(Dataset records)
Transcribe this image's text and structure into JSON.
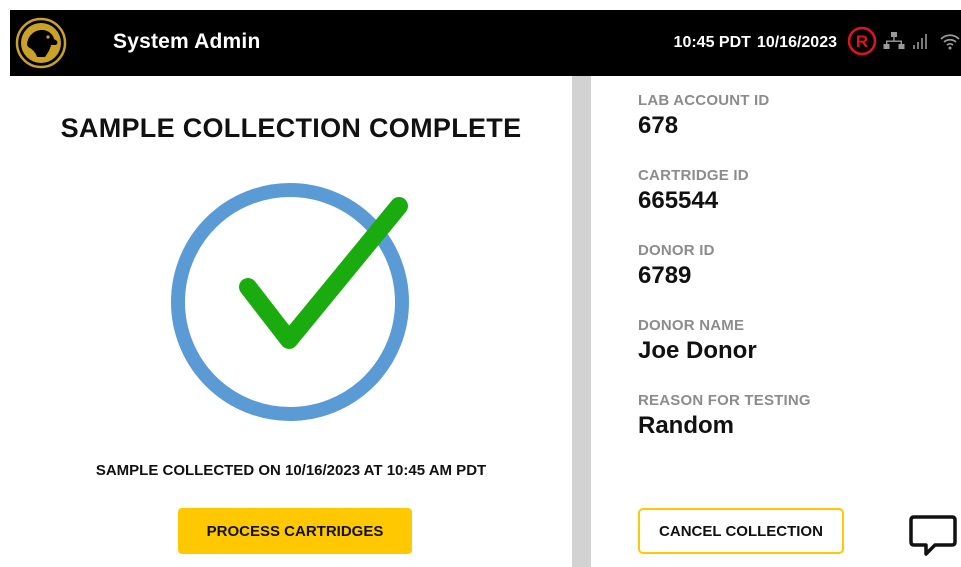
{
  "header": {
    "title": "System Admin",
    "time": "10:45 PDT",
    "date": "10/16/2023",
    "status_icons": [
      "registered-icon",
      "network-icon",
      "signal-icon",
      "wifi-icon"
    ],
    "accent_red": "#e0141e"
  },
  "main": {
    "title": "SAMPLE COLLECTION COMPLETE",
    "collected_text": "SAMPLE COLLECTED ON 10/16/2023 AT 10:45 AM PDT",
    "process_button_label": "PROCESS CARTRIDGES",
    "ring_color": "#5b9bd5",
    "check_color": "#1aab0e"
  },
  "details": {
    "fields": [
      {
        "label": "LAB ACCOUNT ID",
        "value": "678"
      },
      {
        "label": "CARTRIDGE ID",
        "value": "665544"
      },
      {
        "label": "DONOR ID",
        "value": "6789"
      },
      {
        "label": "DONOR NAME",
        "value": "Joe Donor"
      },
      {
        "label": "REASON FOR TESTING",
        "value": "Random"
      }
    ],
    "cancel_button_label": "CANCEL COLLECTION"
  },
  "colors": {
    "button_yellow": "#ffc800",
    "header_bg": "#000000",
    "divider": "#d2d2d2",
    "label_gray": "#8c8c8c"
  }
}
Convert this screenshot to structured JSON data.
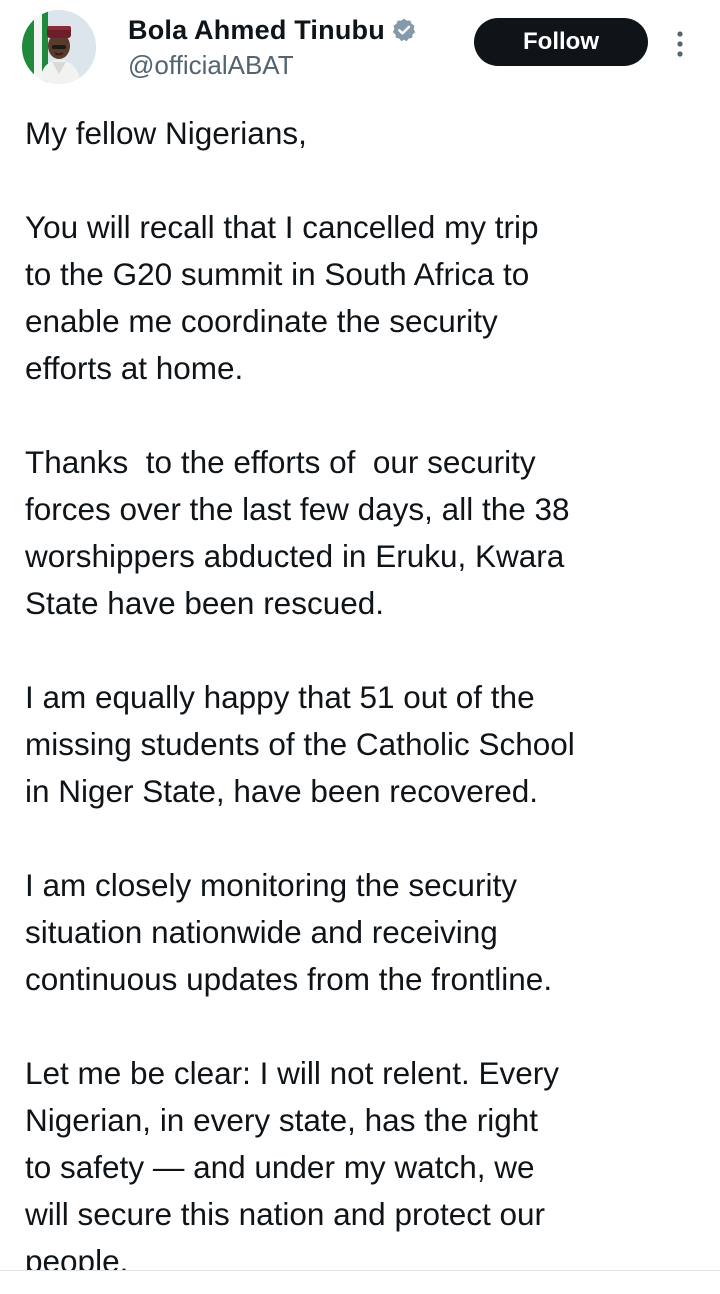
{
  "author": {
    "display_name": "Bola Ahmed Tinubu",
    "handle": "@officialABAT",
    "verified_icon": "verified-badge-icon",
    "avatar_icon": "profile-avatar"
  },
  "actions": {
    "follow_label": "Follow",
    "more_icon": "vertical-ellipsis-icon"
  },
  "colors": {
    "text_primary": "#0f1419",
    "text_secondary": "#536471",
    "follow_bg": "#0f1419",
    "verified": "#829aab"
  },
  "post": {
    "paragraphs": [
      {
        "lines": [
          "My fellow Nigerians,"
        ]
      },
      {
        "lines": [
          "You will recall that I cancelled my trip",
          "to the G20 summit in South Africa to",
          "enable me coordinate the security",
          "efforts at home."
        ]
      },
      {
        "lines": [
          "Thanks  to the efforts of  our security",
          "forces over the last few days, all the 38",
          "worshippers abducted in Eruku, Kwara",
          "State have been rescued."
        ]
      },
      {
        "lines": [
          "I am equally happy that 51 out of the",
          "missing students of the Catholic School",
          "in Niger State, have been recovered."
        ]
      },
      {
        "lines": [
          "I am closely monitoring the security",
          "situation nationwide and receiving",
          "continuous updates from the frontline."
        ]
      },
      {
        "lines": [
          "Let me be clear: I will not relent. Every",
          "Nigerian, in every state, has the right",
          "to safety — and under my watch, we",
          "will secure this nation and protect our",
          "people."
        ]
      }
    ]
  }
}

Problem description: In the records above, locate the lines holding the word "efforts". Copy each of them.

The output:
          "efforts at home."
          "Thanks  to the efforts of  our security",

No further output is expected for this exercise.